> **RECORDS PROVIDED**:
** start **
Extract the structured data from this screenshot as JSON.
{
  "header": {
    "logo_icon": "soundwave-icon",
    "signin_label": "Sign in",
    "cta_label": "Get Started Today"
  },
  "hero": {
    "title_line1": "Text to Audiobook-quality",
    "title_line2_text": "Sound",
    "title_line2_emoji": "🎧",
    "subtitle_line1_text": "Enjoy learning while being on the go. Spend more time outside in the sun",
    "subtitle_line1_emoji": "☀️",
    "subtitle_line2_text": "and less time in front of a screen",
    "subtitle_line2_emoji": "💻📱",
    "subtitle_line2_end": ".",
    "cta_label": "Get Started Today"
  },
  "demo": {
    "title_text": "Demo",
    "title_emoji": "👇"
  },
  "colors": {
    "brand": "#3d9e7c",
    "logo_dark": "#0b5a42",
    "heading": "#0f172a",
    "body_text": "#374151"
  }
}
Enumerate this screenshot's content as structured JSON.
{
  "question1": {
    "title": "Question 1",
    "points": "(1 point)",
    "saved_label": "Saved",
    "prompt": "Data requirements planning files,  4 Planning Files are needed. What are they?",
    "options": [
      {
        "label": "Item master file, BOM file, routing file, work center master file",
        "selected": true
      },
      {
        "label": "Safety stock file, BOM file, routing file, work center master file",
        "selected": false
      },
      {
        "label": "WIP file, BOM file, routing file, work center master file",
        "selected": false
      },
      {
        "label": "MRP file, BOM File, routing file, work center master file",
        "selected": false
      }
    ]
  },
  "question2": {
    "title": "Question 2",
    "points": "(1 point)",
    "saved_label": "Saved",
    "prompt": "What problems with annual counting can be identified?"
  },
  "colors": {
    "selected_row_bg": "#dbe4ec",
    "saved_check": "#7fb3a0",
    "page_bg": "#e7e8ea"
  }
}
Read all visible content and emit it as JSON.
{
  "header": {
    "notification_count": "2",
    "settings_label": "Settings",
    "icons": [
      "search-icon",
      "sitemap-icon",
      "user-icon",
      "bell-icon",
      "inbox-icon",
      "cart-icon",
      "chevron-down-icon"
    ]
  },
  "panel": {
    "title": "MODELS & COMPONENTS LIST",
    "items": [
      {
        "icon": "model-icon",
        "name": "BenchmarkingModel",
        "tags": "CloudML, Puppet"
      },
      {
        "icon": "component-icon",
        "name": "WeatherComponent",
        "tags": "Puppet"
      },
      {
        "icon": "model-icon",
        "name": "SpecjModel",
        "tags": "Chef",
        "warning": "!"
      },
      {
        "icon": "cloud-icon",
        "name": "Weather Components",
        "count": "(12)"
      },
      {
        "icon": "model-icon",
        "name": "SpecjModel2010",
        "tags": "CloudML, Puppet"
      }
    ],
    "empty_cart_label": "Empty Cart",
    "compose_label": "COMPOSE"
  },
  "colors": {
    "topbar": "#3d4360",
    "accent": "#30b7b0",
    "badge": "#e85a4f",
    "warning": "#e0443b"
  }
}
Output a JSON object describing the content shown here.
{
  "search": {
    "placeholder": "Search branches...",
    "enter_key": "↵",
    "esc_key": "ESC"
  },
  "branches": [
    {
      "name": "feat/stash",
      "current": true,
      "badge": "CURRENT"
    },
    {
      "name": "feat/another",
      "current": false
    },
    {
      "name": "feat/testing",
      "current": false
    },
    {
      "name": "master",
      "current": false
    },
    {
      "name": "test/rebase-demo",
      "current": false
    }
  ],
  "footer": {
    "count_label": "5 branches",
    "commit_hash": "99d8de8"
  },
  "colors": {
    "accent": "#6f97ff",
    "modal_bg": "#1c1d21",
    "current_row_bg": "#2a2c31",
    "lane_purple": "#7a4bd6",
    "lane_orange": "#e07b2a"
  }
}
** end **
> **WHAT TO PRODUCE**:
Give the count of lines in the listing above that include "feat", with no other words.

> **PROBLEM SOLUTION**:
3